**Records from a collection:**
####
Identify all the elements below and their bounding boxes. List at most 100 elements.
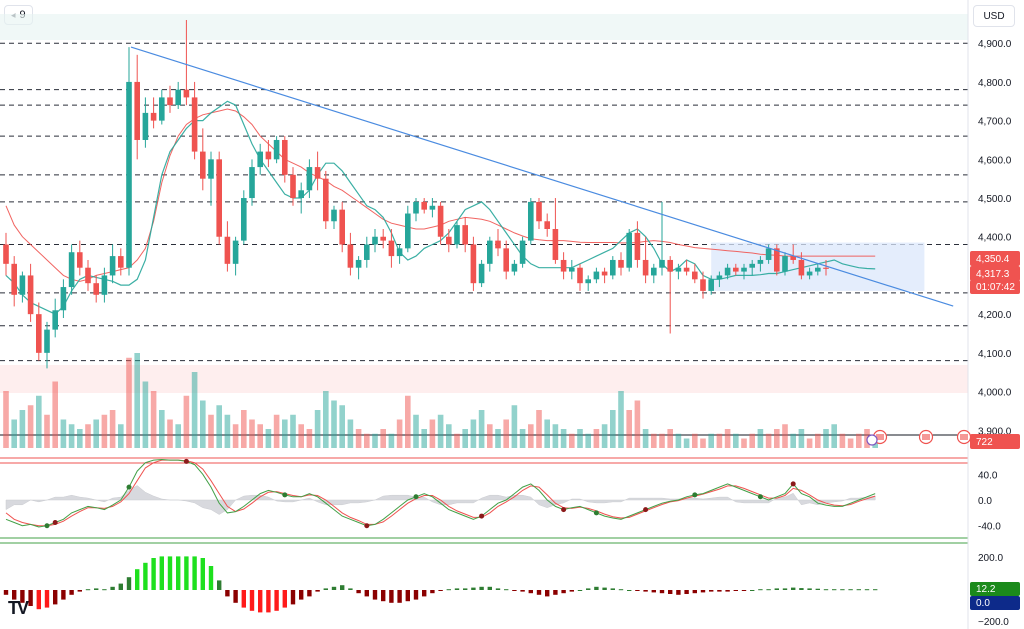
candle-body	[249, 167, 255, 199]
histogram-bar	[545, 590, 550, 597]
candle-body	[749, 263, 755, 268]
candlesticks	[3, 20, 829, 369]
volume-bar	[651, 433, 657, 448]
histogram-bar	[512, 590, 517, 591]
candle-body	[585, 279, 591, 284]
sparkle-event-icon	[866, 434, 878, 446]
histogram-bar	[659, 590, 665, 594]
histogram-bar	[233, 590, 238, 603]
candle-body	[765, 248, 772, 260]
volume-bar	[446, 424, 452, 448]
histogram-bar	[340, 585, 345, 590]
volume-bar	[511, 405, 518, 448]
volume-bar	[224, 414, 231, 448]
candle-body	[134, 81, 140, 140]
candle-body	[577, 267, 583, 284]
volume-bar	[93, 419, 99, 448]
current-price-tag: 4,317.3	[976, 269, 1010, 280]
histogram-bar	[684, 590, 689, 594]
histogram-bar	[85, 589, 91, 591]
histogram-bar	[651, 590, 656, 593]
volume-bar	[733, 433, 739, 448]
candle-body	[560, 259, 567, 272]
volume-bar	[815, 433, 821, 448]
histogram-bar	[217, 580, 222, 590]
histogram-bar	[717, 590, 722, 592]
price-tick-label: 4,700.0	[978, 117, 1012, 128]
histogram-bar	[561, 590, 566, 594]
price-axis: 4,900.0 4,800.0 4,700.0 4,600.0 4,500.0 4,400…	[967, 0, 1020, 629]
histogram-bar	[413, 590, 419, 600]
volume-bar	[856, 433, 862, 448]
candle-body	[306, 167, 313, 191]
volume-bar	[782, 424, 788, 448]
histogram-bar	[77, 590, 82, 592]
currency-selector[interactable]: USD	[973, 5, 1015, 27]
histogram-bar	[61, 590, 66, 600]
volume-bar	[118, 424, 124, 448]
histogram-bar	[167, 556, 173, 590]
volume-bar	[249, 419, 255, 448]
volume-bar	[77, 429, 83, 448]
candle-body	[667, 259, 673, 272]
stoch-cross-marker	[282, 492, 288, 498]
stoch-cross-marker	[183, 458, 189, 464]
stoch-d-line	[5, 459, 876, 527]
histogram-bar	[692, 590, 697, 594]
histogram-zero-tag: 0.0	[976, 598, 990, 609]
volume-bar	[241, 410, 247, 448]
histogram-bar	[725, 590, 730, 592]
histogram-bar	[143, 562, 148, 590]
candle-body	[339, 209, 345, 245]
resistance-price-tag: 4,350.4	[976, 254, 1010, 265]
candle-body	[569, 267, 575, 272]
candle-body	[462, 225, 468, 245]
candle-body	[191, 97, 198, 152]
trendline	[130, 46, 954, 307]
histogram-bar	[69, 590, 74, 595]
volume-bar	[339, 405, 345, 448]
volume-bar	[52, 381, 58, 448]
candle-body	[93, 283, 99, 295]
top-highlight-band	[0, 14, 968, 40]
volume-bar	[421, 429, 427, 448]
candle-body	[528, 201, 534, 241]
volume-bar	[413, 414, 419, 448]
volume-bar	[757, 429, 764, 448]
candle-body	[692, 271, 698, 280]
candle-body	[216, 159, 222, 237]
candle-body	[806, 271, 813, 276]
volume-bar	[847, 438, 854, 448]
candle-body	[44, 329, 50, 353]
histogram-bar	[422, 590, 427, 597]
price-tick-label: 4,900.0	[978, 39, 1012, 50]
histogram-bar	[225, 590, 230, 597]
histogram-bar	[873, 589, 878, 591]
histogram-bar	[258, 590, 263, 613]
volume-bar	[593, 429, 600, 448]
volume-bar	[208, 414, 214, 448]
volume-bar	[306, 429, 313, 448]
candle-body	[544, 221, 550, 229]
candle-body	[126, 81, 132, 268]
candle-body	[708, 279, 714, 291]
oscillator-tick-label: 0.0	[978, 496, 992, 507]
volume-bar	[429, 419, 436, 448]
candle-body	[77, 252, 83, 268]
candle-body	[790, 256, 796, 260]
candle-body	[519, 240, 526, 264]
candle-body	[101, 275, 108, 295]
logo-text: TV	[8, 598, 29, 618]
histogram-bar	[635, 590, 640, 591]
candle-body	[298, 190, 304, 199]
candle-body	[36, 314, 42, 353]
candle-body	[815, 267, 821, 272]
candle-body	[323, 178, 329, 222]
us-flag-event-icon-fill	[960, 434, 968, 440]
volume-bar	[380, 429, 386, 448]
volume-bar	[806, 438, 813, 448]
histogram-bar	[53, 590, 58, 605]
histogram-bar	[364, 590, 369, 597]
volume-bar	[150, 391, 157, 448]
####
**STATED GOAL:**
Please give the data above again with each "volume-bar" swapped for "volume-column" and everything else left unchanged. Leave the pictures out.

**SOLUTION BELOW:**
Identify all the elements below and their bounding boxes. List at most 100 elements.
candle-body	[249, 167, 255, 199]
histogram-bar	[545, 590, 550, 597]
candle-body	[749, 263, 755, 268]
candlesticks	[3, 20, 829, 369]
volume-column	[651, 433, 657, 448]
histogram-bar	[512, 590, 517, 591]
candle-body	[585, 279, 591, 284]
sparkle-event-icon	[866, 434, 878, 446]
histogram-bar	[659, 590, 665, 594]
histogram-bar	[233, 590, 238, 603]
candle-body	[765, 248, 772, 260]
volume-column	[446, 424, 452, 448]
histogram-bar	[340, 585, 345, 590]
volume-column	[511, 405, 518, 448]
volume-column	[224, 414, 231, 448]
candle-body	[134, 81, 140, 140]
candle-body	[577, 267, 583, 284]
volume-column	[93, 419, 99, 448]
current-price-tag: 4,317.3	[976, 269, 1010, 280]
histogram-bar	[684, 590, 689, 594]
histogram-bar	[85, 589, 91, 591]
histogram-bar	[651, 590, 656, 593]
volume-column	[733, 433, 739, 448]
candle-body	[560, 259, 567, 272]
volume-column	[815, 433, 821, 448]
histogram-bar	[217, 580, 222, 590]
histogram-bar	[717, 590, 722, 592]
price-tick-label: 4,700.0	[978, 117, 1012, 128]
histogram-bar	[561, 590, 566, 594]
price-axis: 4,900.0 4,800.0 4,700.0 4,600.0 4,500.0 4,400…	[967, 0, 1020, 629]
histogram-bar	[413, 590, 419, 600]
volume-column	[856, 433, 862, 448]
candle-body	[306, 167, 313, 191]
volume-column	[782, 424, 788, 448]
histogram-bar	[77, 590, 82, 592]
currency-selector[interactable]: USD	[973, 5, 1015, 27]
histogram-bar	[61, 590, 66, 600]
volume-column	[118, 424, 124, 448]
histogram-bar	[167, 556, 173, 590]
volume-column	[249, 419, 255, 448]
volume-column	[77, 429, 83, 448]
candle-body	[667, 259, 673, 272]
stoch-cross-marker	[282, 492, 288, 498]
stoch-cross-marker	[183, 458, 189, 464]
stoch-d-line	[5, 459, 876, 527]
histogram-bar	[692, 590, 697, 594]
histogram-zero-tag: 0.0	[976, 598, 990, 609]
volume-column	[241, 410, 247, 448]
histogram-bar	[725, 590, 730, 592]
histogram-bar	[143, 562, 148, 590]
candle-body	[339, 209, 345, 245]
resistance-price-tag: 4,350.4	[976, 254, 1010, 265]
candle-body	[569, 267, 575, 272]
candle-body	[462, 225, 468, 245]
candle-body	[191, 97, 198, 152]
trendline	[130, 46, 954, 307]
histogram-bar	[69, 590, 74, 595]
volume-column	[339, 405, 345, 448]
volume-column	[52, 381, 58, 448]
candle-body	[93, 283, 99, 295]
top-highlight-band	[0, 14, 968, 40]
volume-column	[421, 429, 427, 448]
candle-body	[528, 201, 534, 241]
volume-column	[413, 414, 419, 448]
volume-column	[757, 429, 764, 448]
candle-body	[692, 271, 698, 280]
candle-body	[216, 159, 222, 237]
candle-body	[806, 271, 813, 276]
volume-column	[847, 438, 854, 448]
candle-body	[44, 329, 50, 353]
histogram-bar	[422, 590, 427, 597]
price-tick-label: 4,900.0	[978, 39, 1012, 50]
histogram-bar	[225, 590, 230, 597]
histogram-bar	[873, 589, 878, 591]
histogram-bar	[258, 590, 263, 613]
volume-column	[593, 429, 600, 448]
volume-column	[208, 414, 214, 448]
volume-column	[306, 429, 313, 448]
candle-body	[544, 221, 550, 229]
candle-body	[126, 81, 132, 268]
candle-body	[708, 279, 714, 291]
oscillator-tick-label: 0.0	[978, 496, 992, 507]
volume-column	[429, 419, 436, 448]
candle-body	[77, 252, 83, 268]
candle-body	[790, 256, 796, 260]
candle-body	[519, 240, 526, 264]
candle-body	[101, 275, 108, 295]
logo-text: TV	[8, 598, 29, 618]
histogram-bar	[635, 590, 640, 591]
candle-body	[298, 190, 304, 199]
candle-body	[36, 314, 42, 353]
candle-body	[815, 267, 821, 272]
candle-body	[323, 178, 329, 222]
us-flag-event-icon-fill	[960, 434, 968, 440]
volume-column	[380, 429, 386, 448]
volume-column	[806, 438, 813, 448]
histogram-bar	[53, 590, 58, 605]
histogram-bar	[364, 590, 369, 597]
volume-column	[150, 391, 157, 448]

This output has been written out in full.